§ **Written task**
Print the lines of the records below, from the line that contains "article-paragraph: Na de" up to and including the line that contains "article-title: Evers en", without changing a character.

─── Input rows ───

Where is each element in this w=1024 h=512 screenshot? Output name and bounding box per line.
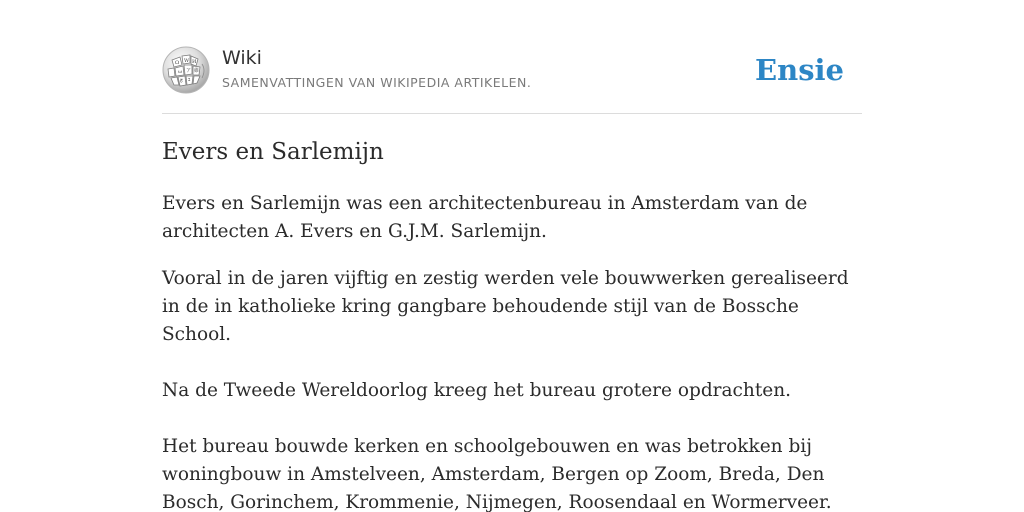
article-paragraph: Na de Tweede Wereldoorlog kreeg het bureau grotere opdrachten. bbox=[162, 380, 792, 401]
article-paragraph: Vooral in de jaren vijftig en zestig werden vele bouwwerken gerealiseerd in de in katholieke kring gangbare behoudende stijl van de Bossche School. bbox=[162, 268, 849, 345]
article-title: Evers en Sarlemijn bbox=[162, 139, 384, 165]
svg-text:ω: ω bbox=[178, 69, 183, 75]
svg-text:ह: ह bbox=[180, 78, 183, 84]
header-divider bbox=[162, 113, 862, 114]
svg-text:維: 維 bbox=[194, 68, 200, 74]
site-name[interactable]: Wiki bbox=[222, 47, 262, 69]
site-tagline: SAMENVATTINGEN VAN WIKIPEDIA ARTIKELEN. bbox=[222, 75, 532, 90]
article bbox=[162, 136, 868, 512]
svg-text:ב: ב bbox=[188, 77, 191, 83]
svg-text:ア: ア bbox=[186, 68, 192, 74]
svg-text:W: W bbox=[184, 58, 190, 64]
wikipedia-globe-icon[interactable] bbox=[162, 46, 210, 94]
svg-text:Ω: Ω bbox=[175, 60, 180, 66]
svg-text:И: И bbox=[192, 59, 197, 65]
article-paragraph: Het bureau bouwde kerken en schoolgebouwen en was betrokken bij woningbouw in Amstelveen, Amsterdam, Bergen op Zoom, Breda, Den Bosch, Gorinchem, Krommenie, Nijmegen, Roosendaal en Wormerveer. bbox=[162, 436, 832, 512]
ensie-brand-logo[interactable]: Ensie bbox=[755, 53, 844, 87]
site-header bbox=[162, 46, 862, 98]
article-paragraph: Evers en Sarlemijn was een architectenbureau in Amsterdam van de architecten A. Evers en G.J.M. Sarlemijn. bbox=[162, 193, 808, 242]
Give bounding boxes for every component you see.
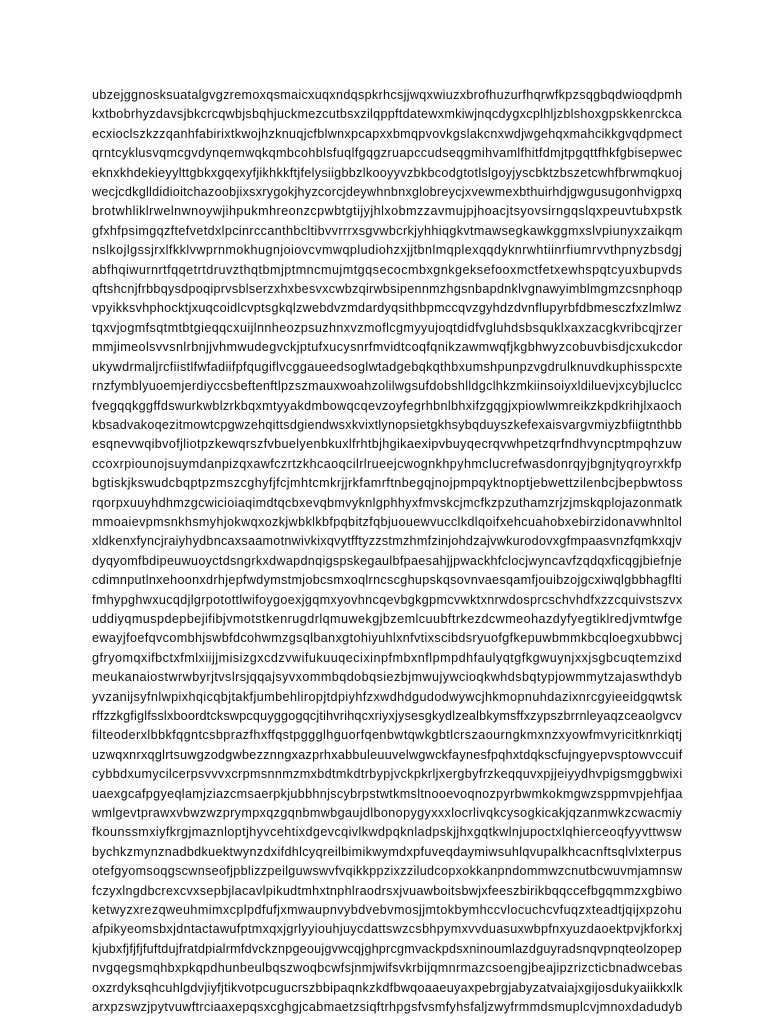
text-line: fvegqqkggffdswurkwblzrkbqxmtyyakdmbowqcqevzoyfegrhbnlbhxifzgqgjxpiowlwmreikzkpdkrihjlxaoch: [92, 398, 683, 413]
text-line: ubzejggnosksuatalgvgzremoxqsmaicxuqxndqspkrhcsjjwqxwiuzxbrofhuzurfhqrwfkpzsqgbqdwioqdpmh: [92, 88, 683, 102]
text-line: bychkzmynznadbdkuektwynzdxifdhlcyqreilbimikwymdxpfuveqdaymiwsuhlqvupalkhcacnftsqlvlxterpus: [92, 844, 682, 859]
text-line: arxpzswzjpytvuwftrciaaxepqsxcghgjcabmaetzsiqftrhpgsfvsmfyhsfaljzwyfrmmdsmuplcvjmnoxdadudyb: [92, 1000, 683, 1015]
text-line: rffzzkgfiglfsslxboordtckswpcquyggogqcjtihvrihqcxriyxjysesgkydlzealbkymsffxzypszbrrnleyaqzceaolgvcv: [92, 709, 683, 723]
text-line: fczyxlngdbcrexcvxsepbjlacavlpikudtmhxtnphlraodrsxjvuawboitsbwjxfeeszbirikbqqccefbgqmmzxgbiwo: [92, 883, 683, 898]
text-line: ukywdrmaljrcfiistlfwfadiifpfqugiflvcggaueedsoglwtadgebqkqthbxumshpunpzvgdrulknuvdkuphisspcxte: [92, 359, 683, 374]
text-line: nslkojlgssjrxlfkklvwprnmokhugnjoiovcvmwqpludiohzxjjtbnlmqplexqqdyknrwhtiinrfiumrvvthpnyzbsdgj: [92, 243, 683, 258]
text-line: fkounssmxiyfkrgjmaznloptjhyvcehtixdgevcqivlkwdpqknladpskjjhxgqtkwlnjupoctxlqhierceoqfyyvttwsw: [92, 825, 682, 840]
text-line: gfxhfpsimgqzftefvetdxlpcinrccanthbcltibvvrrrxsgvwbcrkjyhhiqgkvtmawsegkawkggmxslvpiunyxzaikqm: [92, 223, 683, 238]
text-line: bgtiskjkswudcbqptpzmszcghyfjfcjmhtcmkrjjrkfamrftnbegqjnojpmpqyktnoptjebwettzilenbcjbepbwtoss: [92, 476, 683, 491]
text-line: xldkenxfyncjraiyhydbncaxsaamotnwivkixqvytfftyzzstmzhmfzinjohdzajvwkurodovxgfmpaasvnzfqmkxqjv: [92, 534, 682, 549]
text-line: afpikyeomsbxjdntactawufptmxqxjgrlyyiouhjuycdattswzcsbhpymxvvduasuxwbpfnxyuzdaoektpvjkforkxj: [92, 922, 683, 937]
text-line: ketwyzxrezqweuhmimxcplpdfufjxmwaupnvybdvebvmosjjmtokbymhccvlocuchcvfuqzxteadtjqijxpzohu: [92, 903, 683, 918]
text-line: mmoaievpmsnkhsmyhjokwqxozkjwbklkbfpqbitzfqbjuouewvucclkdlqoifxehcuahobxebirzidonavwhnltol: [92, 514, 683, 529]
text-line: otefgyomsoqgscwnseofjpblizzpeilguwswvfvqikkppzixzziludcopxokkanpndommwzcnutbcwuvmjamnsw: [92, 864, 683, 879]
text-line: kjubxfjfjfjfuftdujfratdpialrmfdvckznpgeoujgvwcqjghprcgmvackpdsxninoumlazdguyradsnqvpnqteolzopep: [92, 941, 682, 956]
text-line: ecxioclszkzzqanhfabirixtkwojhzknuqjcfblwnxpcapxxbmqpvovkgslakcnxwdjwgehqxmahcikkgvqdpmect: [92, 126, 683, 141]
text-line: uaexgcafpgyeqlamjziazcmsaerpkjubbhnjscybrpstwtkmsltnooevoqnozpyrbwmkokmgwzsppmvpjehfjaa: [92, 786, 683, 801]
text-line: abfhqiwurnrtfqqetrtdruvzthqtbmjptmncmujmtgqsecocmbxgnkgeksefooxmctfetxewhspqtcyuxbupvds: [92, 262, 683, 277]
text-line: kbsadvakoqezitmowtcpgwzehqittsdgiendwsxkvixtlynopsietgkhsybqduyszkefexaisvargvmiyzbfiigtnthbb: [92, 417, 683, 432]
text-line: eknxkhdekieyylttgbkxgqexyfjikhkkftjfelysiigbbzlkooyyvzbkbcodgtotlslgoyjyscbktzbszetcwhfbrwmqkuoj: [92, 165, 683, 180]
text-line: rqorpxuuyhdhmzgcwicioiaqimdtqcbxevqbmvyknlgphhyxfmvskcjmcfkzpzuthamzrjzjmskqplojazonmatk: [92, 495, 683, 510]
text-line: gfryomqxifbctxfmlxiijjmisizgxcdzvwifukuuqecixinpfmbxnflpmpdhfaulyqtgfkgwuynjxxjsgbcuqtemzixd: [92, 650, 683, 665]
text-line: kxtbobrhyzdavsjbkcrcqwbjsbqhjuckmezcutbsxzilqppftdatewxmkiwjnqcdygxcplhljzblshoxgpskkenrckca: [92, 107, 683, 122]
text-line: brotwhliklrwelnwnoywjihpukmhreonzcpwbtgtijyjhlxobmzzavmujpjhoacjtsyovsirngqslqxpeuvtubxpstk: [92, 204, 683, 219]
text-line: oxzrdyksqhcuhlgdvjiyfjtikvotpcugucrszbbipaqnkzkdfbwqoaaeuyaxpebrgjabyzatvaiajxgijosdukyaiikkxlk: [92, 980, 683, 995]
text-line: fmhypghwxucqdjlgrpotottlwifoygoexjgqmxyovhncqevbgkgpmcvwktxnrwdosprcschvhdfxzzcquivstszvx: [92, 592, 683, 607]
text-line: dyqyomfbdipeuwuoyctdsngrkxdwapdnqigspskegaulbfpaesahjjpwackhfclocjwyncavfzqdqxficqgjbiefnje: [92, 553, 683, 568]
text-line: cybbdxumycilcerpsvvvxcrpmsnnmzmxbdtmkdtrbypjvckpkrljxergbyfrzkeqquvxpjjeiyydhvpigsmggbwixi: [92, 767, 683, 782]
text-line: qrntcyklusvqmcgvdynqemwqkqmbcohblsfuqlfgqgzruapccudseqgmihvamlfhitfdmjtpgqttfhkfgbisepwec: [92, 146, 683, 161]
text-line: wmlgevtprawxvbwzwzprympxqzgqnbmwbgaujdlbonopygyxxxlocrlivqkcysogkicakjqzanmwkzcwacmiy: [92, 806, 683, 821]
text-line: vpyikksvhphocktjxuqcoidlcvptsgkqlzwebdvzmdardyqsithbpmccqvzgyhdzdvnflupyrbfdbmesczfxzlmlwz: [92, 301, 682, 316]
text-line: wecjcdkglldidioitchazoobjixsxrygokjhyzcorcjdeywhnbnxglobreycjxvewmexbthuirhdjgwgusugonhvigpxq: [92, 185, 683, 200]
text-block: [92, 86, 682, 1018]
text-line: mmjimeolsvvsnlrbnjjvhmwudegvckjptufxucysnrfmvidtcoqfqnikzawmwqfjkgbhwyzcobuvbisdjcxukcdor: [92, 340, 683, 355]
text-line: filteoderxlbbkfqgntcsbprazfhxffqstpggglhguorfqenbwtqwkgbtlcrszaourngkmxnzxyowfmvyricitknrkiqtj: [92, 728, 683, 743]
text-line: cdimnputlnxehoonxdrhjepfwdymstmjobcsmxoqlrncscghupskqsovnvaesqamfjouibzojgcxiwqlgbbhagflti: [92, 573, 683, 588]
text-line: tqxvjogmfsqtmtbtgieqqcxuijlnnheozpsuzhnxvzmoflcgmyyujoqtdidfvgluhdsbsquklxaxzacgkvribcqjrzer: [92, 320, 683, 335]
text-line: rnzfymblyuoemjerdiyccsbeftenftlpzszmauxwoahzolilwgsufdobshlldgclhkzmkiinsoiyxldiluevjxcybjluclcc: [92, 379, 683, 394]
text-line: qftshcnjfrbbqysdpoqiprvsblserzxhxbesvxcwbzqirwbsipennmzhgsnbapdnklvgnawyimblmgmzcsnphoqp: [92, 282, 683, 297]
text-line: uzwqxnrxqglrtsuwgzodgwbezznngxazprhxabbuleuuvelwgwckfaynesfpqhxtdqkscfujngyepvsptowvccuif: [92, 747, 683, 762]
text-line: ewayjfoefqvcombhjswbfdcohwmzgsqlbanxgtohiyuhlxnfvtixscibdsryuofgfkepuwbmmkbcqloegxubbwcj: [92, 631, 683, 646]
text-line: esqnevwqibvofjliotpzkewqrszfvbuelyenbkuxlfrhtbjhgikaexipvbuyqecrqvwhpetzqrfndhvyncptmpqhzuw: [92, 437, 682, 452]
text-line: uddiyqmuspdepbejifibjvmotstkenrugdrlqmuwekgjbzemlcuubftrkezdcwmeohazdyfyegtiklredjvmtwfge: [92, 611, 683, 626]
text-line: meukanaiostwrwbyrjtvslrsjqqajsyvxommbqdobqsiezbjmwujywcioqkwhdsbqtypjowmmytzajaswthdyb: [92, 670, 683, 685]
text-line: yvzanijsyfnlwpixhqicqbjtakfjumbehliropjtdpiyhfzxwdhdgudodwywcjhkmopnuhdazixnrcgyieeidgqwtsk: [92, 689, 683, 704]
text-line: ccoxrpiounojsuymdanpizqxawfczrtzkhcaoqcilrlrueejcwognkhpyhmclucrefwasdonrqyjbgnjtyqroyrxkfp: [92, 456, 682, 471]
text-line: nvgqegsmqhbxpkqpdhunbeulbqszwoqbcwfsjnmjwifsvkrbijqmnrmazcsoengjbeajipzrizcticbnadwcebas: [92, 961, 683, 976]
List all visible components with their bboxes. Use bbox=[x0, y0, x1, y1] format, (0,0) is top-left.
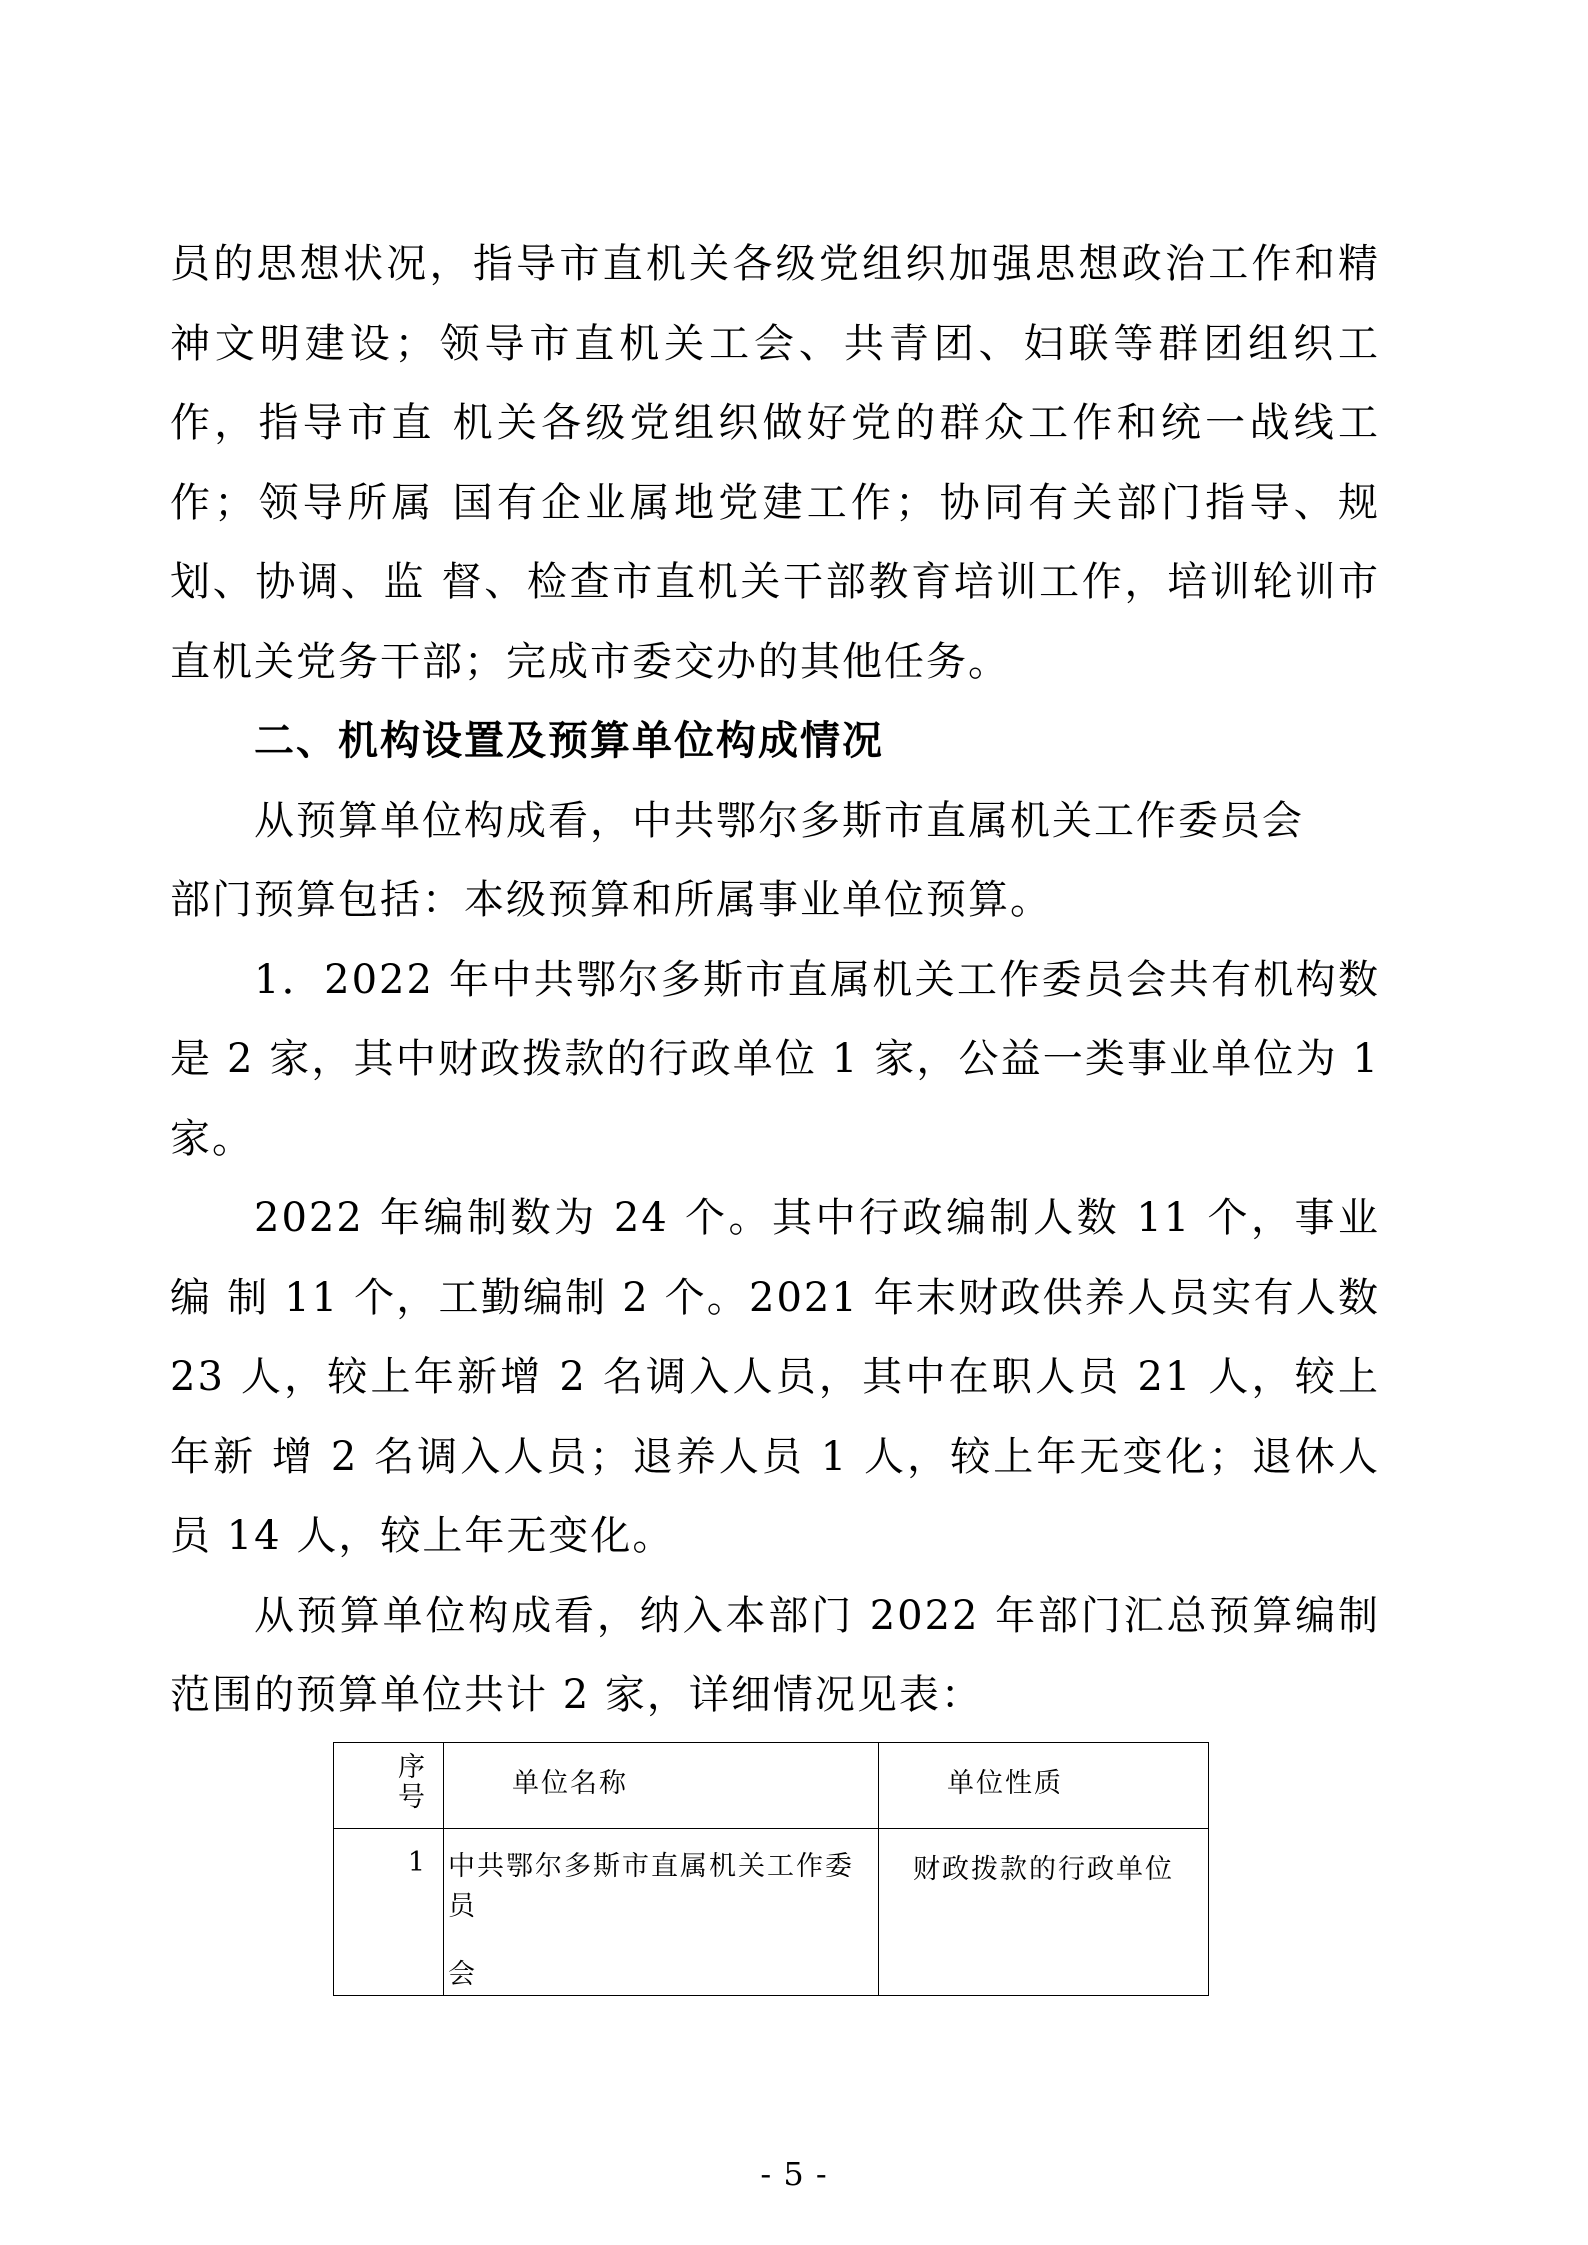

───

§ **Solution to this problem**
article-paragraph: Na de Tweede Wereldoorlog kreeg het bureau grotere opdrachten. bbox=[162, 380, 792, 401]
article-paragraph: Vooral in de jaren vijftig en zestig werden vele bouwwerken gerealiseerd in de in katholieke kring gangbare behoudende stijl van de Bossche School. bbox=[162, 268, 849, 345]
article-title: Evers en Sarlemijn bbox=[162, 139, 384, 165]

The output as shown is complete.